▶ Text excerpt:
Jean-Marie Charles Abrial (17 December 1879 – 19 December 1962) was a French Admiral and Naval Minister. He fought in both World wars, and was known mostly for his actions at Dunkirk in 1940.

Early years
Abrial started his career in 1896 at the École Navale, the French naval academy, taking his first post as an aspirant (midshipman) in 1898. During World War I, Abrial served in command of a high-seas patrol boat until 1917, when he joined the Naval Ministry's anti-submarine division. In 1920 he was promoted to Capitaine de frégate (Commander), first commanding the destroyer  and eventually an entire flotilla of destroyers stationed in the Mediterranean Sea.

Promotions
After completing studies at the École Navale near the Atlantic-Coast port of Brest, he was promoted to Capitaine de vaisseau (Captain) in 1925, commanding the heavy cruiser  in 1927–1929 and serving as commanding officer of the 1st Squadron at Toulon. In 1930 he was promoted to Rear Admiral and in 1936 to Vice Admiral, after which he commanded the Mediterranean squadron for three years. In 1939 he was charged with protecting French overseas trade as well as the north coast of France, and the following year General Maxime Weygand named him as Commander-in-Chief of the northern naval forces.

▶ Set problem A: Copy the passage from the Abrial biography from "Early years" to "the Mediterranean Sea." word for word.

▶ The input:

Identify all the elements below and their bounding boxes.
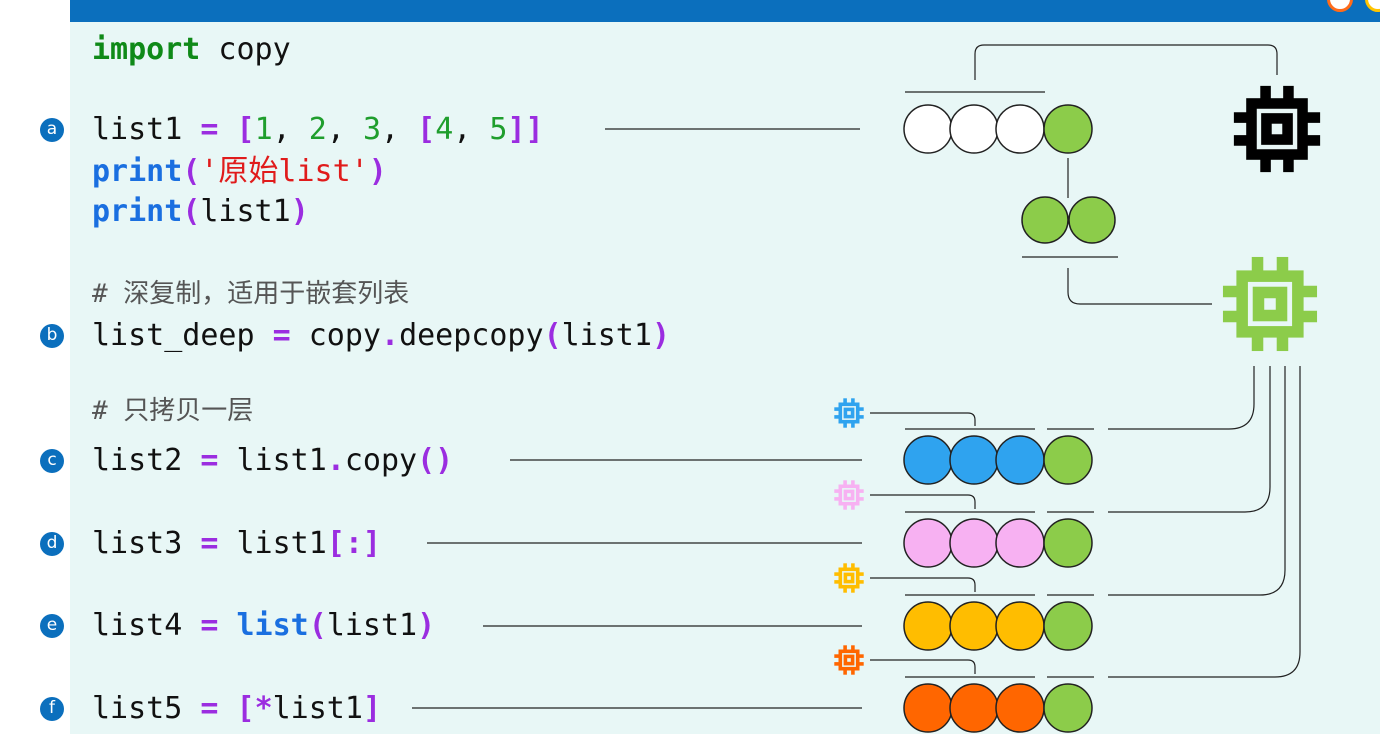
list-element	[949, 104, 999, 154]
list-element	[903, 104, 953, 154]
nested-shared-link	[1108, 366, 1286, 596]
list-element	[903, 518, 953, 568]
list-element	[949, 683, 999, 733]
nested-shared-link	[1108, 366, 1301, 678]
memory-link	[870, 412, 976, 426]
nested-list-ref	[1043, 518, 1093, 568]
nested-list-ref	[1043, 683, 1093, 733]
nested-shared-link	[1108, 366, 1271, 513]
nested-shared-link	[1108, 366, 1255, 430]
list-element	[903, 435, 953, 485]
nested-element	[1068, 196, 1116, 244]
list-element	[949, 518, 999, 568]
chip-icon-list4	[834, 563, 864, 593]
nested-list-ref	[1043, 435, 1093, 485]
list-element	[903, 683, 953, 733]
chip-icon-list5	[834, 645, 864, 675]
nested-list-ref	[1043, 601, 1093, 651]
memory-link	[870, 577, 976, 592]
list-element	[995, 601, 1045, 651]
list-element	[949, 435, 999, 485]
nested-element	[1021, 196, 1069, 244]
list-element	[903, 601, 953, 651]
memory-link	[1067, 268, 1212, 305]
list-element	[995, 683, 1045, 733]
list-element	[995, 518, 1045, 568]
memory-link	[870, 494, 976, 509]
chip-icon-list3	[834, 480, 864, 510]
memory-link	[974, 44, 1278, 80]
memory-link	[870, 659, 976, 674]
list-element	[949, 601, 999, 651]
memory-diagram	[412, 44, 1321, 733]
chip-icon-list2	[834, 398, 864, 428]
chip-icon-deep	[1222, 256, 1318, 352]
chip-icon-original	[1233, 85, 1321, 173]
nested-list-ref	[1043, 104, 1093, 154]
list-element	[995, 104, 1045, 154]
list-element	[995, 435, 1045, 485]
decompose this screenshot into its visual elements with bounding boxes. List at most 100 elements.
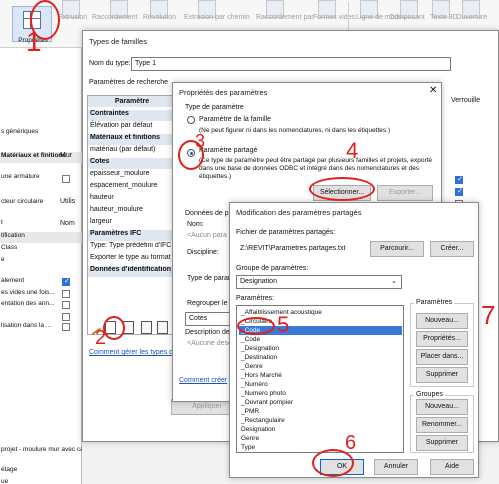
family-param-radio[interactable] <box>187 116 195 124</box>
manage-types-link[interactable]: Comment gérer les types de f <box>89 349 181 356</box>
ribbon-texte-3d[interactable]: Texte 3D <box>430 14 458 21</box>
chevron-down-icon[interactable]: ⌄ <box>391 277 397 285</box>
row-section: Cotes <box>88 158 176 169</box>
row[interactable]: matériau (par défaut) <box>88 146 176 157</box>
cancel-button[interactable]: Annuler <box>374 459 418 475</box>
list-item[interactable]: _PMR <box>239 407 402 416</box>
ribbon-extrusion-chemin[interactable]: Extrusion par chemin <box>184 14 250 21</box>
annotation-circle <box>309 177 375 201</box>
params-label: Paramètres: <box>236 295 275 302</box>
dialog-title: Modification des paramètres partagés <box>236 208 362 217</box>
list-item[interactable]: _Affaiblissement acoustique <box>239 308 402 317</box>
export-button[interactable]: Exporter... <box>377 185 433 201</box>
ribbon-extrusion[interactable]: Extrusion <box>58 14 87 21</box>
create-link[interactable]: Comment créer <box>179 377 227 384</box>
annotation-number: 6 <box>345 432 357 454</box>
checkbox[interactable] <box>62 323 70 331</box>
group-select[interactable]: Cotes <box>185 312 233 326</box>
delete-param-button[interactable]: Supprimer <box>416 367 468 383</box>
param-group-select[interactable]: Designation <box>236 275 402 289</box>
family-param-label: Paramètre de la famille <box>199 116 271 123</box>
name-label: Nom: <box>187 221 204 228</box>
row[interactable]: largeur <box>88 218 176 229</box>
checkbox[interactable] <box>62 313 70 321</box>
close-icon[interactable]: ✕ <box>429 85 437 96</box>
name-value: <Aucun para <box>187 232 227 239</box>
list-item[interactable]: Designation <box>239 425 402 434</box>
ribbon-composant[interactable]: Composant <box>389 14 425 21</box>
shared-file-path: Z:\REVIT\Parametres partages.txt <box>240 245 346 252</box>
row[interactable]: epaisseur_moulure <box>88 170 176 181</box>
param-properties-button[interactable]: Propriétés... <box>416 331 468 347</box>
list-item[interactable]: _Genre <box>239 362 402 371</box>
ribbon-ouverture[interactable]: Ouverture <box>456 14 487 21</box>
annotation-number: 5 <box>277 312 290 337</box>
list-item[interactable]: _Destination <box>239 353 402 362</box>
ribbon-raccordement-par[interactable]: Raccordement par <box>256 14 314 21</box>
params-table: Paramètre Contraintes Élévation par défa… <box>87 95 177 335</box>
col-verrouille: Verrouille <box>451 97 481 104</box>
rename-group-button[interactable]: Renommer... <box>416 417 468 433</box>
list-item[interactable]: _Numero photo <box>239 389 402 398</box>
list-item[interactable]: _Rectangulaire <box>239 416 402 425</box>
family-param-desc: (Ne peut figurer ni dans les nomenclatur… <box>199 127 391 134</box>
delete-group-button[interactable]: Supprimer <box>416 435 468 451</box>
list-item[interactable]: _Numéro <box>239 380 402 389</box>
row-section: Matériaux et finitions <box>88 134 176 145</box>
annotation-number: 2 <box>95 327 107 349</box>
ribbon-raccordement[interactable]: Raccordement <box>92 14 138 21</box>
status-line: étage <box>1 466 18 473</box>
row[interactable]: hauteur_moulure <box>88 206 176 217</box>
description-value: <Aucune desc <box>187 340 232 347</box>
ribbon-revolution[interactable]: Révolution <box>143 14 176 21</box>
col-parametre: Paramètre <box>88 96 176 107</box>
checkbox[interactable] <box>62 301 70 309</box>
annotation-number: 4 <box>346 138 359 163</box>
move-to-button[interactable]: Placer dans... <box>416 349 468 365</box>
row-section: Données d'identification <box>88 266 176 277</box>
create-button[interactable]: Créer... <box>430 241 474 257</box>
type-name-select[interactable]: Type 1 <box>131 57 451 71</box>
row[interactable]: Exporter le type au format <box>88 254 176 265</box>
checkbox[interactable] <box>62 277 70 286</box>
list-item[interactable]: Genre <box>239 434 402 443</box>
checkbox[interactable] <box>62 290 70 298</box>
search-params-label: Paramètres de recherche <box>89 79 168 86</box>
status-line: projet - moulure mur avec caisson (1).rf… <box>1 446 82 453</box>
list-item[interactable]: _Ouvrant pompier <box>239 398 402 407</box>
discipline-label: Discipline: <box>187 249 219 256</box>
lp-row: Class <box>1 244 18 251</box>
description-label: Description de <box>185 329 230 336</box>
row[interactable]: espacement_moulure <box>88 182 176 193</box>
lp-row: s génériques <box>1 128 39 135</box>
groups-title: Groupes <box>414 391 445 398</box>
params-group-title: Paramètres <box>414 299 455 306</box>
param-data-label: Données de pa <box>185 210 233 217</box>
checkbox[interactable] <box>62 175 70 183</box>
list-item[interactable]: _Code <box>239 335 402 344</box>
move-up-icon[interactable] <box>141 321 152 334</box>
new-param-button[interactable]: Nouveau... <box>416 313 468 329</box>
dialog-title: Propriétés des paramètres <box>179 88 268 97</box>
lock-checkbox[interactable] <box>455 175 463 184</box>
help-button[interactable]: Aide <box>430 459 474 475</box>
list-item[interactable]: _Hors Marché <box>239 371 402 380</box>
shared-param-label: Paramètre partagé <box>199 147 258 154</box>
row-section: Contraintes <box>88 110 176 121</box>
lock-checkbox[interactable] <box>455 187 463 196</box>
mur-label: Mur <box>60 152 73 159</box>
type-name-label: Nom du type: <box>89 60 131 67</box>
row[interactable]: Élévation par défaut <box>88 122 176 133</box>
new-group-button[interactable]: Nouveau... <box>416 399 468 415</box>
group-by-label: Regrouper le <box>187 300 228 307</box>
shared-file-label: Fichier de paramètres partagés: <box>236 229 336 236</box>
sort-icon[interactable] <box>157 321 168 334</box>
row[interactable]: hauteur <box>88 194 176 205</box>
lp-row: tification <box>0 232 82 243</box>
annotation-circle <box>103 316 125 340</box>
browse-button[interactable]: Parcourir... <box>370 241 424 257</box>
row[interactable]: Type: Type prédéfini d'IFC <box>88 242 176 253</box>
properties-palette: s génériques Matériaux et finitions une … <box>0 48 82 484</box>
annotation-circle <box>237 317 275 335</box>
list-item[interactable]: _Designation <box>239 344 402 353</box>
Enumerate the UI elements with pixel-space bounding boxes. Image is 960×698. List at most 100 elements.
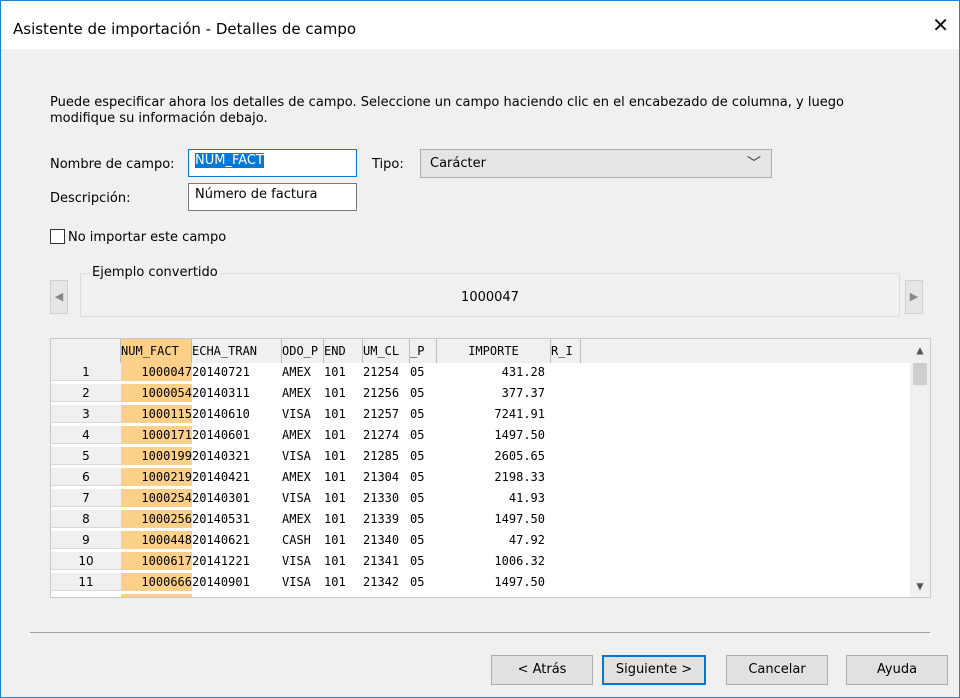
column-header[interactable]: R_I xyxy=(551,339,581,363)
field-name-input[interactable]: NUM_FACT xyxy=(188,149,357,177)
skip-field-label[interactable]: No importar este campo xyxy=(68,230,226,245)
table-cell: 05 xyxy=(410,554,425,568)
table-cell: 101 xyxy=(324,407,346,421)
column-header[interactable]: UM_CL xyxy=(363,339,410,363)
table-cell: 101 xyxy=(324,386,346,400)
table-cell: 20140311 xyxy=(192,386,250,400)
table-cell: 1000047 xyxy=(121,363,192,381)
table-cell: 20140321 xyxy=(192,449,250,463)
table-cell: 05 xyxy=(410,512,425,526)
table-cell: 21342 xyxy=(363,575,400,589)
scroll-up-icon[interactable]: ▲ xyxy=(910,343,930,357)
table-cell: VISA xyxy=(282,491,311,505)
table-cell: 1497.50 xyxy=(494,512,545,526)
next-button[interactable]: Siguiente > xyxy=(602,655,706,685)
cancel-button[interactable]: Cancelar xyxy=(726,655,828,685)
description-input[interactable]: Número de factura xyxy=(188,183,357,211)
table-cell: VISA xyxy=(282,407,311,421)
scroll-thumb[interactable] xyxy=(913,363,927,385)
row-number: 7 xyxy=(51,489,121,507)
table-cell: 1000448 xyxy=(121,531,192,549)
type-select[interactable]: Carácter ﹀ xyxy=(420,149,772,178)
field-name-label: Nombre de campo: xyxy=(50,157,175,172)
table-cell: VISA xyxy=(282,554,311,568)
grid-corner-cell xyxy=(51,339,121,363)
skip-field-checkbox[interactable] xyxy=(50,229,65,244)
table-cell: AMEX xyxy=(282,470,311,484)
scroll-right-button[interactable]: ▶ xyxy=(905,280,923,314)
table-cell: 05 xyxy=(410,386,425,400)
table-cell: 21340 xyxy=(363,533,400,547)
column-header[interactable]: _P xyxy=(410,339,437,363)
row-number: 4 xyxy=(51,426,121,444)
back-button[interactable]: < Atrás xyxy=(491,655,593,685)
table-cell: 1000171 xyxy=(121,426,192,444)
table-cell: 1006.32 xyxy=(494,554,545,568)
table-cell xyxy=(551,405,581,423)
footer-separator xyxy=(30,632,930,633)
table-cell: 21274 xyxy=(363,428,400,442)
table-cell: 7241.91 xyxy=(494,407,545,421)
table-cell: 05 xyxy=(410,365,425,379)
table-cell: 21285 xyxy=(363,449,400,463)
table-cell: 101 xyxy=(324,491,346,505)
column-header[interactable]: ECHA_TRAN xyxy=(192,339,282,363)
converted-example-value: 1000047 xyxy=(461,290,519,305)
table-cell: 05 xyxy=(410,491,425,505)
row-number: 2 xyxy=(51,384,121,402)
table-cell: 101 xyxy=(324,449,346,463)
table-cell: 1000219 xyxy=(121,468,192,486)
table-cell xyxy=(551,510,581,528)
table-cell: AMEX xyxy=(282,386,311,400)
row-number: 1 xyxy=(51,363,121,381)
table-cell: 1000115 xyxy=(121,405,192,423)
table-cell: 21257 xyxy=(363,407,400,421)
table-cell: 21341 xyxy=(363,554,400,568)
table-cell: 20140621 xyxy=(192,533,250,547)
table-cell xyxy=(551,447,581,465)
table-cell: 47.92 xyxy=(508,533,545,547)
scroll-down-icon[interactable]: ▼ xyxy=(910,579,930,593)
row-number: 8 xyxy=(51,510,121,528)
scroll-left-button[interactable]: ◀ xyxy=(50,280,68,314)
vertical-scrollbar[interactable]: ▲ ▼ xyxy=(910,339,930,597)
table-cell: 05 xyxy=(410,533,425,547)
table-cell: 20140721 xyxy=(192,365,250,379)
column-header[interactable]: NUM_FACT xyxy=(121,339,192,363)
table-cell: 21304 xyxy=(363,470,400,484)
table-cell: 101 xyxy=(324,554,346,568)
column-header[interactable]: END xyxy=(324,339,363,363)
table-cell: CASH xyxy=(282,533,311,547)
table-cell: 05 xyxy=(410,449,425,463)
table-cell: 101 xyxy=(324,512,346,526)
preview-grid[interactable]: NUM_FACT ECHA_TRAN ODO_P END UM_CL _P IMPORTE R… xyxy=(50,338,931,598)
type-value: Carácter xyxy=(430,156,486,171)
table-cell: 20141221 xyxy=(192,554,250,568)
close-icon[interactable]: ✕ xyxy=(932,15,949,35)
description-value: Número de factura xyxy=(195,187,318,202)
table-cell: 20140601 xyxy=(192,428,250,442)
column-header[interactable]: ODO_P xyxy=(282,339,324,363)
table-cell: AMEX xyxy=(282,365,311,379)
table-cell: 05 xyxy=(410,470,425,484)
table-cell xyxy=(551,468,581,486)
description-label: Descripción: xyxy=(50,191,131,206)
table-cell: 05 xyxy=(410,407,425,421)
import-wizard-dialog: Asistente de importación - Detalles de c… xyxy=(0,0,960,698)
title-bar: Asistente de importación - Detalles de c… xyxy=(1,1,959,49)
table-cell: 21330 xyxy=(363,491,400,505)
table-cell: 1000254 xyxy=(121,489,192,507)
column-header[interactable]: IMPORTE xyxy=(437,339,551,363)
help-button[interactable]: Ayuda xyxy=(846,655,948,685)
table-cell: 1000256 xyxy=(121,510,192,528)
table-cell xyxy=(551,552,581,570)
row-number: 3 xyxy=(51,405,121,423)
selected-column-fill xyxy=(121,594,192,597)
table-cell: 431.28 xyxy=(501,365,545,379)
table-cell: 101 xyxy=(324,470,346,484)
table-cell: 20140421 xyxy=(192,470,250,484)
table-cell: 20140610 xyxy=(192,407,250,421)
converted-example-group: Ejemplo convertido 1000047 xyxy=(80,265,900,317)
table-cell xyxy=(551,363,581,381)
table-cell: 05 xyxy=(410,428,425,442)
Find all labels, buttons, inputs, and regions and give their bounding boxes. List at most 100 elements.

▶ Set problem B: List every line of the listing that contains the string "Contraintes", matching case exactly.

▶ Exercise response A:
Early years
Abrial started his career in 1896 at the École Navale, the French naval academy, taking his first post as an aspirant (midshipman) in 1898. During World War I, Abrial served in command of a high-seas patrol boat until 1917, when he joined the Naval Ministry's anti-submarine division. In 1920 he was promoted to Capitaine de frégate (Commander), first commanding the destroyer  and eventually an entire flotilla of destroyers stationed in the Mediterranean Sea.

▶ Exercise response B:
params-table: Paramètre Contraintes Élévation par défa… <box>87 95 177 335</box>
row-section: Contraintes <box>88 110 176 121</box>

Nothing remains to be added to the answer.